>> start Material to process

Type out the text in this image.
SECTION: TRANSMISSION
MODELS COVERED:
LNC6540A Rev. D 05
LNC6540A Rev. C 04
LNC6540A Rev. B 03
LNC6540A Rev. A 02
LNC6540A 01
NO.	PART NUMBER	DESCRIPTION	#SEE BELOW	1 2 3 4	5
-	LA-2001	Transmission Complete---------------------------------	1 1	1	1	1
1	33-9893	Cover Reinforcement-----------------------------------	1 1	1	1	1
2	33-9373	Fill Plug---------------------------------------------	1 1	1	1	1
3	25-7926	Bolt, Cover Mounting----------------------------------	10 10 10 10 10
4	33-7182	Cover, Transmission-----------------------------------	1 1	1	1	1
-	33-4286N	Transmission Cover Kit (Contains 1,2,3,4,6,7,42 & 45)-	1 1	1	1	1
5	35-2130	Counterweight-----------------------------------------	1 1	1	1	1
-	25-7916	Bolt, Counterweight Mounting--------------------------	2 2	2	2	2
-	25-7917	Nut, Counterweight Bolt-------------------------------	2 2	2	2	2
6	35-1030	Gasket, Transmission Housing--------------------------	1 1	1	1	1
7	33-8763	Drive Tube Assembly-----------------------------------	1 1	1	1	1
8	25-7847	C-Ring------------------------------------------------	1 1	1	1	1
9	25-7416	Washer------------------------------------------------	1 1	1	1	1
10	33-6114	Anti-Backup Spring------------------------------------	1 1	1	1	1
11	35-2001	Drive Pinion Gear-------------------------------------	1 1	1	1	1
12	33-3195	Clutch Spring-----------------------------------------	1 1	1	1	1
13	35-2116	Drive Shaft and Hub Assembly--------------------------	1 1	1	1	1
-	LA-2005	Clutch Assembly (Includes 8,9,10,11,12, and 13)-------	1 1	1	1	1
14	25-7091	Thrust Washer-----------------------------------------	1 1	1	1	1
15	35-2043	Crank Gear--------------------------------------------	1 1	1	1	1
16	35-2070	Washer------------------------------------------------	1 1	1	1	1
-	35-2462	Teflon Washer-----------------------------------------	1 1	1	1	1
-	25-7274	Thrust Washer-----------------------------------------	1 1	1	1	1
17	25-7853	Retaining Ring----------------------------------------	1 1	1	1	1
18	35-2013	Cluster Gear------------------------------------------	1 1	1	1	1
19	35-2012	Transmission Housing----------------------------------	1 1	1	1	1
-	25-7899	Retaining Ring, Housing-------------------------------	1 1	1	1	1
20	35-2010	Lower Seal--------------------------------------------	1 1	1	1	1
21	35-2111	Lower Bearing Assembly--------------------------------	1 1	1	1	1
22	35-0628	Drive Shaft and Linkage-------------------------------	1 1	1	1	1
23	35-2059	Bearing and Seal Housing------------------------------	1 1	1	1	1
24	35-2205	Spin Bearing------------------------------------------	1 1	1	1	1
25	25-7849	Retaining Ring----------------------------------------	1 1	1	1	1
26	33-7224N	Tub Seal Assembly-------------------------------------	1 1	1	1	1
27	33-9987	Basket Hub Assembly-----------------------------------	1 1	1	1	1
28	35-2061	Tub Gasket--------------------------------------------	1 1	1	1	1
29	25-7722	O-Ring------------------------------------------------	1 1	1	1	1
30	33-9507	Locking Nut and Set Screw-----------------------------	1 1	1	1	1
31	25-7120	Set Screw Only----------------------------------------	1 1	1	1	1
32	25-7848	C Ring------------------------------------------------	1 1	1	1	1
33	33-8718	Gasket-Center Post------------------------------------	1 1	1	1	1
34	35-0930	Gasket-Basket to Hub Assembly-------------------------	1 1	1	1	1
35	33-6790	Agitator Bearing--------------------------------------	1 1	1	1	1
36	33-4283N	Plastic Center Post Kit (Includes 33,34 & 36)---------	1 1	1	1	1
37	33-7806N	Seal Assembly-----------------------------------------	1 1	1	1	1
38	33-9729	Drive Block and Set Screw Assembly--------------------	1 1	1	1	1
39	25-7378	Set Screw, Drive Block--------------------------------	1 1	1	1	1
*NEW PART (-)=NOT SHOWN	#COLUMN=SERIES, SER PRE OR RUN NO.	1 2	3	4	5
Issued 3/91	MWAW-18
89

>> end Material to process

-- What to produce --
Provide an exact reproduction of all the entries shown above.

-- Task answer --
Type out the text in this image.
SECTION: TRANSMISSION
MODELS COVERED:
LNC6540A Rev. D 05
LNC6540A Rev. C 04
LNC6540A Rev. B 03
LNC6540A Rev. A 02
LNC6540A 01
NO.	PART NUMBER	DESCRIPTION	#SEE BELOW	1 2 3 4	5
-	LA-2001	Transmission Complete---------------------------------	1 1	1	1	1
1	33-9893	Cover Reinforcement-----------------------------------	1 1	1	1	1
2	33-9373	Fill Plug---------------------------------------------	1 1	1	1	1
3	25-7926	Bolt, Cover Mounting----------------------------------	10 10 10 10 10
4	33-7182	Cover, Transmission-----------------------------------	1 1	1	1	1
-	33-4286N	Transmission Cover Kit (Contains 1,2,3,4,6,7,42 & 45)-	1 1	1	1	1
5	35-2130	Counterweight-----------------------------------------	1 1	1	1	1
-	25-7916	Bolt, Counterweight Mounting--------------------------	2 2	2	2	2
-	25-7917	Nut, Counterweight Bolt-------------------------------	2 2	2	2	2
6	35-1030	Gasket, Transmission Housing--------------------------	1 1	1	1	1
7	33-8763	Drive Tube Assembly-----------------------------------	1 1	1	1	1
8	25-7847	C-Ring------------------------------------------------	1 1	1	1	1
9	25-7416	Washer------------------------------------------------	1 1	1	1	1
10	33-6114	Anti-Backup Spring------------------------------------	1 1	1	1	1
11	35-2001	Drive Pinion Gear-------------------------------------	1 1	1	1	1
12	33-3195	Clutch Spring-----------------------------------------	1 1	1	1	1
13	35-2116	Drive Shaft and Hub Assembly--------------------------	1 1	1	1	1
-	LA-2005	Clutch Assembly (Includes 8,9,10,11,12, and 13)-------	1 1	1	1	1
14	25-7091	Thrust Washer-----------------------------------------	1 1	1	1	1
15	35-2043	Crank Gear--------------------------------------------	1 1	1	1	1
16	35-2070	Washer------------------------------------------------	1 1	1	1	1
-	35-2462	Teflon Washer-----------------------------------------	1 1	1	1	1
-	25-7274	Thrust Washer-----------------------------------------	1 1	1	1	1
17	25-7853	Retaining Ring----------------------------------------	1 1	1	1	1
18	35-2013	Cluster Gear------------------------------------------	1 1	1	1	1
19	35-2012	Transmission Housing----------------------------------	1 1	1	1	1
-	25-7899	Retaining Ring, Housing-------------------------------	1 1	1	1	1
20	35-2010	Lower Seal--------------------------------------------	1 1	1	1	1
21	35-2111	Lower Bearing Assembly--------------------------------	1 1	1	1	1
22	35-0628	Drive Shaft and Linkage-------------------------------	1 1	1	1	1
23	35-2059	Bearing and Seal Housing------------------------------	1 1	1	1	1
24	35-2205	Spin Bearing------------------------------------------	1 1	1	1	1
25	25-7849	Retaining Ring----------------------------------------	1 1	1	1	1
26	33-7224N	Tub Seal Assembly-------------------------------------	1 1	1	1	1
27	33-9987	Basket Hub Assembly-----------------------------------	1 1	1	1	1
28	35-2061	Tub Gasket--------------------------------------------	1 1	1	1	1
29	25-7722	O-Ring------------------------------------------------	1 1	1	1	1
30	33-9507	Locking Nut and Set Screw-----------------------------	1 1	1	1	1
31	25-7120	Set Screw Only----------------------------------------	1 1	1	1	1
32	25-7848	C Ring------------------------------------------------	1 1	1	1	1
33	33-8718	Gasket-Center Post------------------------------------	1 1	1	1	1
34	35-0930	Gasket-Basket to Hub Assembly-------------------------	1 1	1	1	1
35	33-6790	Agitator Bearing--------------------------------------	1 1	1	1	1
36	33-4283N	Plastic Center Post Kit (Includes 33,34 & 36)---------	1 1	1	1	1
37	33-7806N	Seal Assembly-----------------------------------------	1 1	1	1	1
38	33-9729	Drive Block and Set Screw Assembly--------------------	1 1	1	1	1
39	25-7378	Set Screw, Drive Block--------------------------------	1 1	1	1	1
*NEW PART (-)=NOT SHOWN	#COLUMN=SERIES, SER PRE OR RUN NO.	1 2	3	4	5
Issued 3/91	MWAW-18
89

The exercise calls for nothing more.